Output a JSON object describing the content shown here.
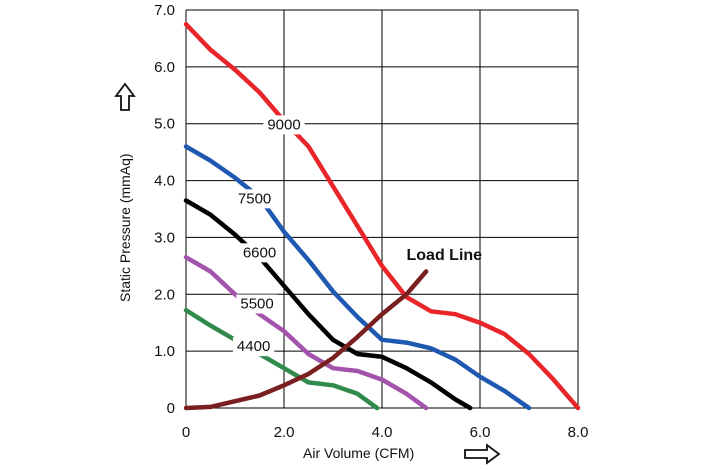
{
  "chart_data": {
    "type": "line",
    "xlabel": "Air Volume (CFM)",
    "ylabel": "Static Pressure (mmAq)",
    "xlim": [
      0,
      8
    ],
    "ylim": [
      0,
      7
    ],
    "grid": true,
    "x_ticks": [
      "0",
      "2.0",
      "4.0",
      "6.0",
      "8.0"
    ],
    "y_ticks": [
      "0",
      "1.0",
      "2.0",
      "3.0",
      "4.0",
      "5.0",
      "6.0",
      "7.0"
    ],
    "series": [
      {
        "name": "9000",
        "color": "#e8262a",
        "label_at": [
          2.0,
          4.9
        ],
        "points": [
          [
            0,
            6.75
          ],
          [
            0.5,
            6.3
          ],
          [
            1.0,
            5.95
          ],
          [
            1.5,
            5.55
          ],
          [
            2.0,
            5.05
          ],
          [
            2.5,
            4.6
          ],
          [
            3.0,
            3.9
          ],
          [
            3.5,
            3.2
          ],
          [
            4.0,
            2.5
          ],
          [
            4.5,
            1.95
          ],
          [
            5.0,
            1.7
          ],
          [
            5.5,
            1.65
          ],
          [
            6.0,
            1.5
          ],
          [
            6.5,
            1.3
          ],
          [
            7.0,
            0.95
          ],
          [
            7.5,
            0.5
          ],
          [
            8.0,
            0
          ]
        ]
      },
      {
        "name": "7500",
        "color": "#1f58b0",
        "label_at": [
          1.4,
          3.6
        ],
        "points": [
          [
            0,
            4.6
          ],
          [
            0.5,
            4.35
          ],
          [
            1.0,
            4.05
          ],
          [
            1.5,
            3.7
          ],
          [
            2.0,
            3.1
          ],
          [
            2.5,
            2.6
          ],
          [
            3.0,
            2.05
          ],
          [
            3.5,
            1.6
          ],
          [
            4.0,
            1.2
          ],
          [
            4.5,
            1.15
          ],
          [
            5.0,
            1.05
          ],
          [
            5.5,
            0.85
          ],
          [
            6.0,
            0.55
          ],
          [
            6.5,
            0.3
          ],
          [
            7.0,
            0
          ]
        ]
      },
      {
        "name": "6600",
        "color": "#000000",
        "label_at": [
          1.5,
          2.65
        ],
        "points": [
          [
            0,
            3.65
          ],
          [
            0.5,
            3.4
          ],
          [
            1.0,
            3.05
          ],
          [
            1.5,
            2.65
          ],
          [
            2.0,
            2.15
          ],
          [
            2.5,
            1.65
          ],
          [
            3.0,
            1.2
          ],
          [
            3.5,
            0.95
          ],
          [
            4.0,
            0.9
          ],
          [
            4.5,
            0.7
          ],
          [
            5.0,
            0.45
          ],
          [
            5.5,
            0.15
          ],
          [
            5.8,
            0
          ]
        ]
      },
      {
        "name": "5500",
        "color": "#a453ac",
        "label_at": [
          1.45,
          1.75
        ],
        "points": [
          [
            0,
            2.65
          ],
          [
            0.5,
            2.4
          ],
          [
            1.0,
            2.0
          ],
          [
            1.5,
            1.65
          ],
          [
            2.0,
            1.35
          ],
          [
            2.5,
            0.95
          ],
          [
            3.0,
            0.7
          ],
          [
            3.5,
            0.65
          ],
          [
            4.0,
            0.5
          ],
          [
            4.5,
            0.25
          ],
          [
            4.9,
            0
          ]
        ]
      },
      {
        "name": "4400",
        "color": "#2f8a4b",
        "label_at": [
          1.38,
          1.0
        ],
        "points": [
          [
            0,
            1.72
          ],
          [
            0.5,
            1.45
          ],
          [
            1.0,
            1.2
          ],
          [
            1.5,
            0.95
          ],
          [
            2.0,
            0.7
          ],
          [
            2.5,
            0.45
          ],
          [
            3.0,
            0.4
          ],
          [
            3.5,
            0.25
          ],
          [
            3.9,
            0
          ]
        ]
      },
      {
        "name": "Load Line",
        "color": "#7a1f1f",
        "label_at": [
          4.5,
          2.6
        ],
        "points": [
          [
            0,
            0
          ],
          [
            0.5,
            0.02
          ],
          [
            1.0,
            0.12
          ],
          [
            1.5,
            0.22
          ],
          [
            2.0,
            0.4
          ],
          [
            2.5,
            0.6
          ],
          [
            3.0,
            0.88
          ],
          [
            3.5,
            1.25
          ],
          [
            4.0,
            1.65
          ],
          [
            4.5,
            2.0
          ],
          [
            4.9,
            2.4
          ]
        ]
      }
    ]
  }
}
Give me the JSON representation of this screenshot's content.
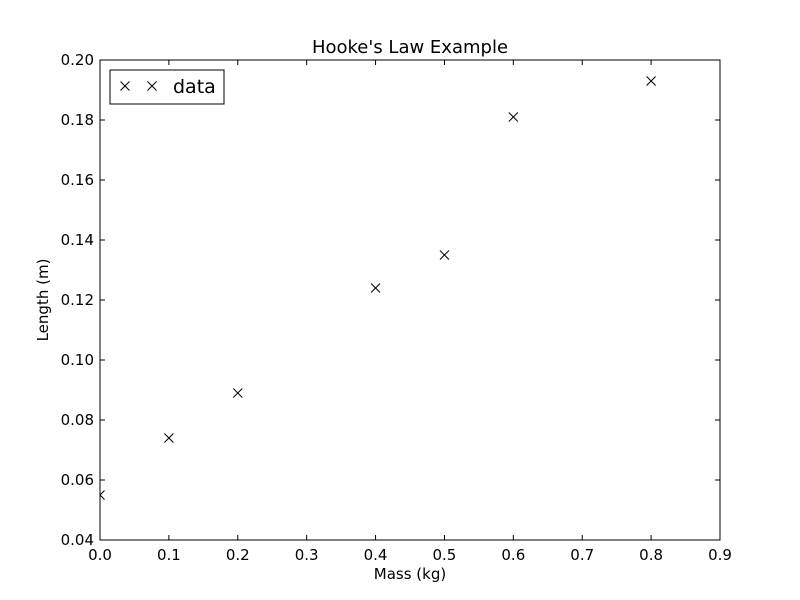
{
  "chart_data": {
    "type": "scatter",
    "title": "Hooke's Law Example",
    "xlabel": "Mass (kg)",
    "ylabel": "Length (m)",
    "xlim": [
      0.0,
      0.9
    ],
    "ylim": [
      0.04,
      0.2
    ],
    "xticks": [
      "0.0",
      "0.1",
      "0.2",
      "0.3",
      "0.4",
      "0.5",
      "0.6",
      "0.7",
      "0.8",
      "0.9"
    ],
    "yticks": [
      "0.04",
      "0.06",
      "0.08",
      "0.10",
      "0.12",
      "0.14",
      "0.16",
      "0.18",
      "0.20"
    ],
    "grid": false,
    "legend_position": "top-left",
    "series": [
      {
        "name": "data",
        "marker": "x",
        "color": "#000000",
        "x": [
          0.0,
          0.1,
          0.2,
          0.4,
          0.5,
          0.6,
          0.8
        ],
        "y": [
          0.055,
          0.074,
          0.089,
          0.124,
          0.135,
          0.181,
          0.193
        ]
      }
    ]
  }
}
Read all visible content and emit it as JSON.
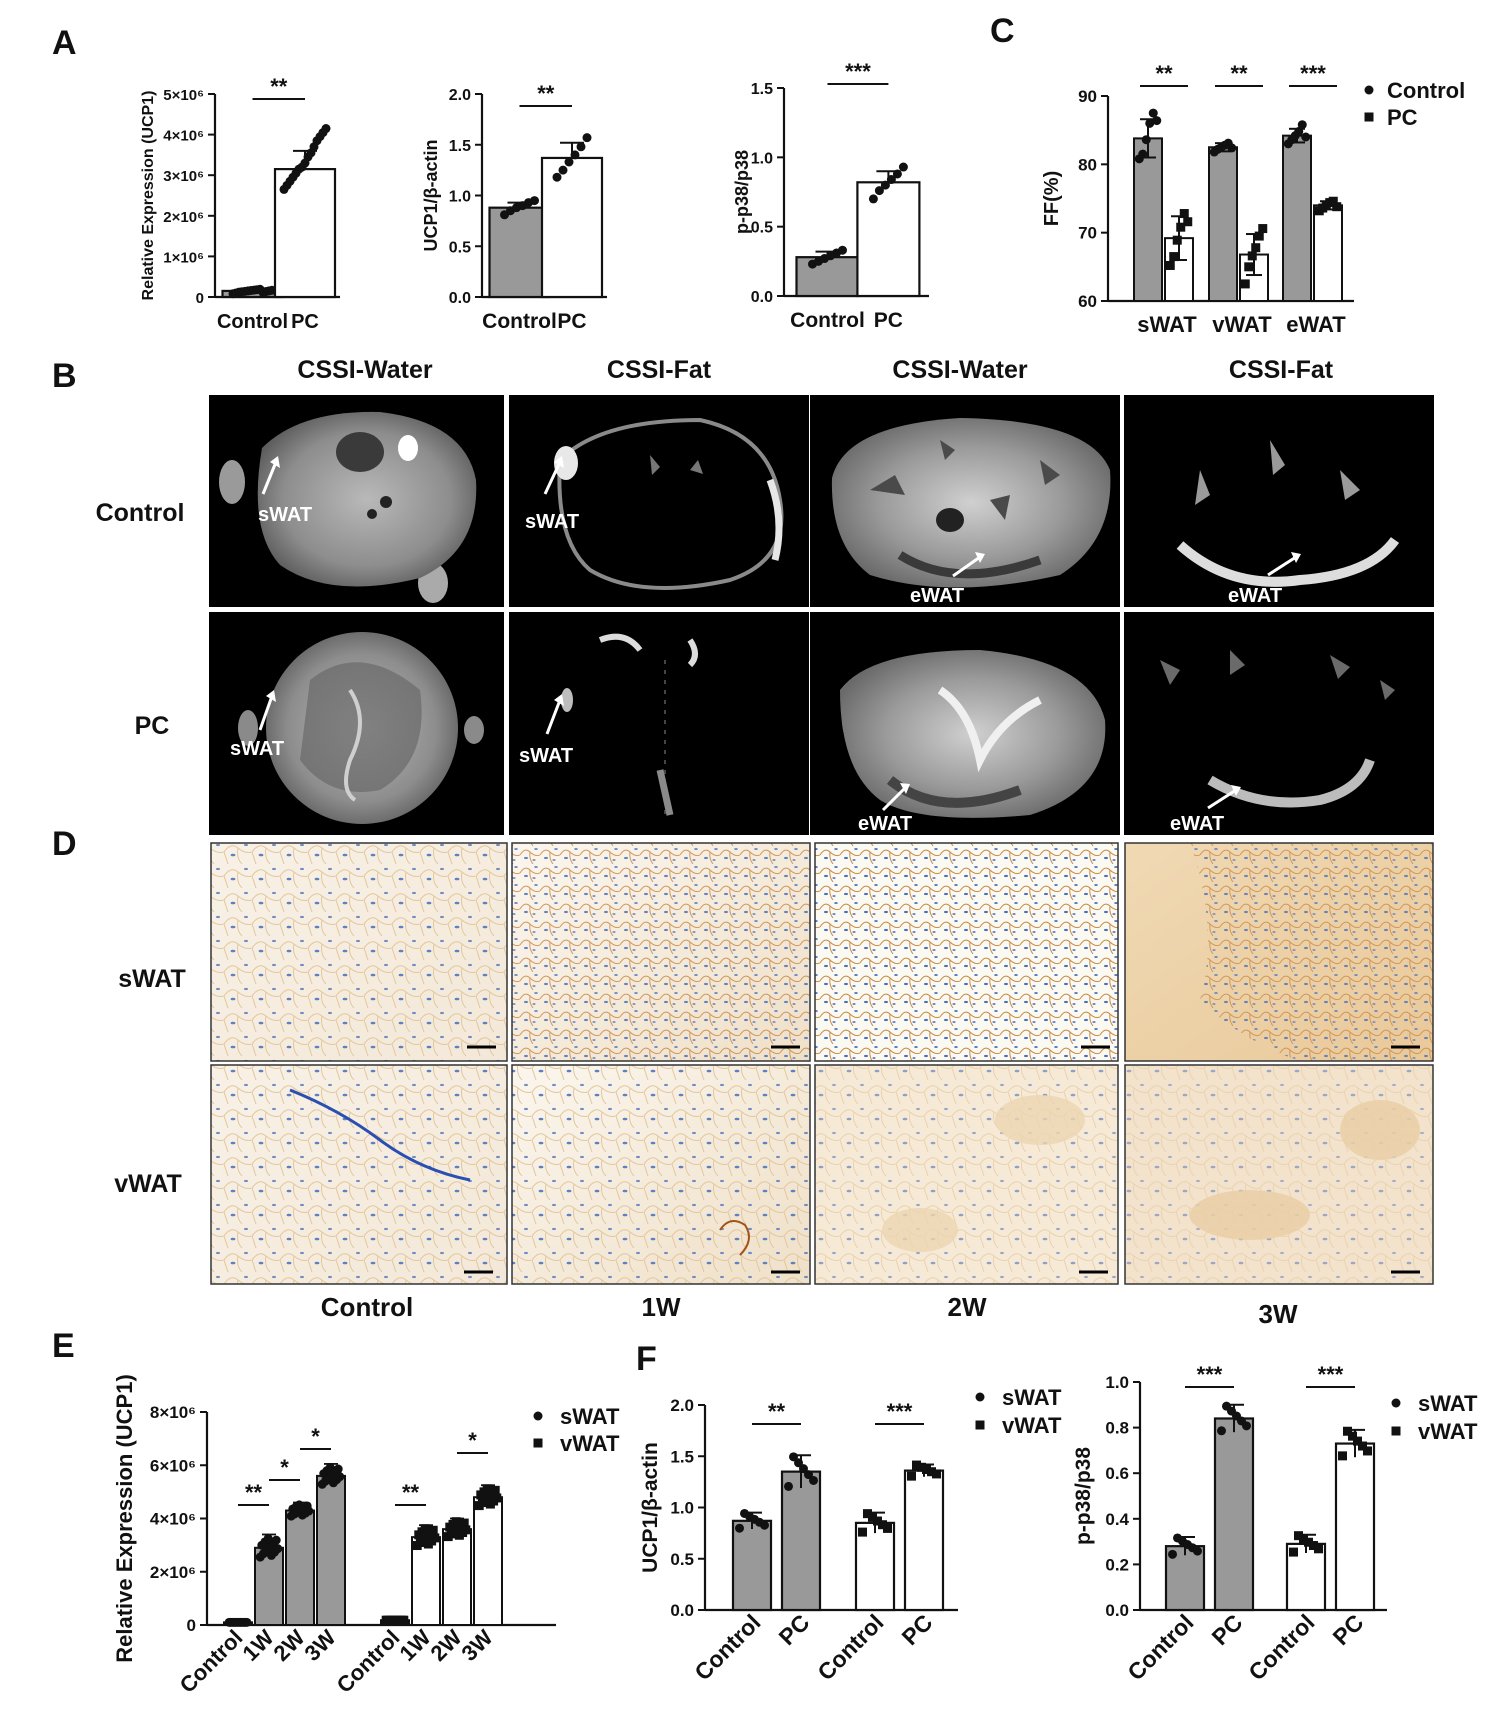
{
  "panel_letters": {
    "A": "A",
    "B": "B",
    "C": "C",
    "D": "D",
    "E": "E",
    "F": "F"
  },
  "chart_data": [
    {
      "id": "A1",
      "type": "bar",
      "categories": [
        "Control",
        "PC"
      ],
      "values": [
        150000,
        3150000
      ],
      "errors": [
        30000,
        450000
      ],
      "points": [
        [
          80000,
          100000,
          120000,
          130000,
          140000,
          150000,
          160000,
          170000,
          180000,
          190000,
          110000,
          135000,
          150000,
          165000
        ],
        [
          2650000,
          2750000,
          2850000,
          2950000,
          3050000,
          3150000,
          3200000,
          3300000,
          3450000,
          3550000,
          3700000,
          3850000,
          3950000,
          4050000,
          4150000
        ]
      ],
      "ylabel": "Relative Expression (UCP1)",
      "ylim": [
        0,
        5000000
      ],
      "ytick_labels": [
        "0",
        "1×10⁶",
        "2×10⁶",
        "3×10⁶",
        "4×10⁶",
        "5×10⁶"
      ],
      "ytick_values": [
        0,
        1000000,
        2000000,
        3000000,
        4000000,
        5000000
      ],
      "significance": [
        {
          "from": 0,
          "to": 1,
          "label": "**"
        }
      ]
    },
    {
      "id": "A2",
      "type": "bar",
      "categories": [
        "Control",
        "PC"
      ],
      "values": [
        0.88,
        1.37
      ],
      "errors": [
        0.05,
        0.15
      ],
      "points": [
        [
          0.81,
          0.85,
          0.88,
          0.9,
          0.93,
          0.95
        ],
        [
          1.18,
          1.25,
          1.33,
          1.4,
          1.48,
          1.57
        ]
      ],
      "ylabel": "UCP1/β-actin",
      "ylim": [
        0,
        2.0
      ],
      "ytick_labels": [
        "0.0",
        "0.5",
        "1.0",
        "1.5",
        "2.0"
      ],
      "ytick_values": [
        0,
        0.5,
        1.0,
        1.5,
        2.0
      ],
      "significance": [
        {
          "from": 0,
          "to": 1,
          "label": "**"
        }
      ]
    },
    {
      "id": "A3",
      "type": "bar",
      "categories": [
        "Control",
        "PC"
      ],
      "values": [
        0.28,
        0.82
      ],
      "errors": [
        0.04,
        0.08
      ],
      "points": [
        [
          0.23,
          0.25,
          0.27,
          0.29,
          0.31,
          0.33
        ],
        [
          0.7,
          0.76,
          0.8,
          0.84,
          0.88,
          0.93
        ]
      ],
      "ylabel": "p-p38/p38",
      "ylim": [
        0,
        1.5
      ],
      "ytick_labels": [
        "0.0",
        "0.5",
        "1.0",
        "1.5"
      ],
      "ytick_values": [
        0,
        0.5,
        1.0,
        1.5
      ],
      "significance": [
        {
          "from": 0,
          "to": 1,
          "label": "***"
        }
      ]
    },
    {
      "id": "C",
      "type": "bar",
      "categories": [
        "sWAT",
        "vWAT",
        "eWAT"
      ],
      "series": [
        {
          "name": "Control",
          "values": [
            83.8,
            82.5,
            84.2
          ],
          "errors": [
            2.8,
            0.6,
            1.0
          ],
          "points": [
            [
              80.8,
              81.5,
              83.6,
              86.0,
              87.5,
              86.4
            ],
            [
              81.8,
              82.2,
              82.5,
              82.8,
              83.1,
              82.4
            ],
            [
              83.0,
              83.6,
              84.2,
              84.8,
              85.8,
              84.0
            ]
          ]
        },
        {
          "name": "PC",
          "values": [
            69.2,
            66.8,
            74.0
          ],
          "errors": [
            3.2,
            3.0,
            0.6
          ],
          "points": [
            [
              65.2,
              66.5,
              68.9,
              70.8,
              72.8,
              71.6
            ],
            [
              62.5,
              65.0,
              66.6,
              67.8,
              69.5,
              70.6
            ],
            [
              73.2,
              73.6,
              74.0,
              74.4,
              74.6,
              73.8
            ]
          ]
        }
      ],
      "ylabel": "FF(%)",
      "ylim": [
        60,
        90
      ],
      "ytick_labels": [
        "60",
        "70",
        "80",
        "90"
      ],
      "ytick_values": [
        60,
        70,
        80,
        90
      ],
      "significance": [
        {
          "group": 0,
          "label": "**"
        },
        {
          "group": 1,
          "label": "**"
        },
        {
          "group": 2,
          "label": "***"
        }
      ],
      "legend": [
        "Control",
        "PC"
      ],
      "legend_placement": "top-right"
    },
    {
      "id": "E",
      "type": "bar",
      "groups": [
        "sWAT",
        "vWAT"
      ],
      "categories": [
        "Control",
        "1W",
        "2W",
        "3W"
      ],
      "series": [
        {
          "name": "sWAT",
          "values": [
            100000,
            2900000,
            4300000,
            5600000
          ],
          "errors": [
            30000,
            500000,
            300000,
            450000
          ]
        },
        {
          "name": "vWAT",
          "values": [
            180000,
            3300000,
            3600000,
            4800000
          ],
          "errors": [
            30000,
            450000,
            400000,
            450000
          ]
        }
      ],
      "ylabel": "Relative Expression (UCP1)",
      "ylim": [
        0,
        8000000
      ],
      "ytick_labels": [
        "0",
        "2×10⁶",
        "4×10⁶",
        "6×10⁶",
        "8×10⁶"
      ],
      "ytick_values": [
        0,
        2000000,
        4000000,
        6000000,
        8000000
      ],
      "significance": [
        {
          "group": 0,
          "from": 0,
          "to": 1,
          "label": "**"
        },
        {
          "group": 0,
          "from": 1,
          "to": 2,
          "label": "*"
        },
        {
          "group": 0,
          "from": 2,
          "to": 3,
          "label": "*"
        },
        {
          "group": 1,
          "from": 0,
          "to": 1,
          "label": "**"
        },
        {
          "group": 1,
          "from": 2,
          "to": 3,
          "label": "*"
        }
      ],
      "legend": [
        "sWAT",
        "vWAT"
      ],
      "legend_placement": "top-right"
    },
    {
      "id": "F1",
      "type": "bar",
      "groups": [
        "sWAT",
        "vWAT"
      ],
      "categories": [
        "Control",
        "PC"
      ],
      "series": [
        {
          "name": "sWAT",
          "values": [
            0.87,
            1.35
          ],
          "errors": [
            0.08,
            0.16
          ]
        },
        {
          "name": "vWAT",
          "values": [
            0.85,
            1.36
          ],
          "errors": [
            0.1,
            0.06
          ]
        }
      ],
      "ylabel": "UCP1/β-actin",
      "ylim": [
        0,
        2.0
      ],
      "ytick_labels": [
        "0.0",
        "0.5",
        "1.0",
        "1.5",
        "2.0"
      ],
      "ytick_values": [
        0,
        0.5,
        1.0,
        1.5,
        2.0
      ],
      "significance": [
        {
          "group": 0,
          "label": "**"
        },
        {
          "group": 1,
          "label": "***"
        }
      ],
      "legend": [
        "sWAT",
        "vWAT"
      ],
      "legend_placement": "top-right"
    },
    {
      "id": "F2",
      "type": "bar",
      "groups": [
        "sWAT",
        "vWAT"
      ],
      "categories": [
        "Control",
        "PC"
      ],
      "series": [
        {
          "name": "sWAT",
          "values": [
            0.28,
            0.84
          ],
          "errors": [
            0.04,
            0.06
          ]
        },
        {
          "name": "vWAT",
          "values": [
            0.29,
            0.73
          ],
          "errors": [
            0.04,
            0.06
          ]
        }
      ],
      "ylabel": "p-p38/p38",
      "ylim": [
        0,
        1.0
      ],
      "ytick_labels": [
        "0.0",
        "0.2",
        "0.4",
        "0.6",
        "0.8",
        "1.0"
      ],
      "ytick_values": [
        0,
        0.2,
        0.4,
        0.6,
        0.8,
        1.0
      ],
      "significance": [
        {
          "group": 0,
          "label": "***"
        },
        {
          "group": 1,
          "label": "***"
        }
      ],
      "legend": [
        "sWAT",
        "vWAT"
      ],
      "legend_placement": "top-right"
    }
  ],
  "mri": {
    "columns": [
      "CSSI-Water",
      "CSSI-Fat",
      "CSSI-Water",
      "CSSI-Fat"
    ],
    "rows": [
      "Control",
      "PC"
    ],
    "annotations": [
      "sWAT",
      "sWAT",
      "eWAT",
      "eWAT",
      "sWAT",
      "sWAT",
      "eWAT",
      "eWAT"
    ]
  },
  "histology": {
    "rows": [
      "sWAT",
      "vWAT"
    ],
    "columns": [
      "Control",
      "1W",
      "2W",
      "3W"
    ]
  },
  "colors": {
    "control_bar": "#999999",
    "pc_bar": "#ffffff",
    "ink": "#111111"
  }
}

→ Work to complete
Using the records above, list each line that includes "xlabel".

→ Exercise response
    "xlabel": "Air Volume (CFM)",
    "xlabel": "Mass (kg)",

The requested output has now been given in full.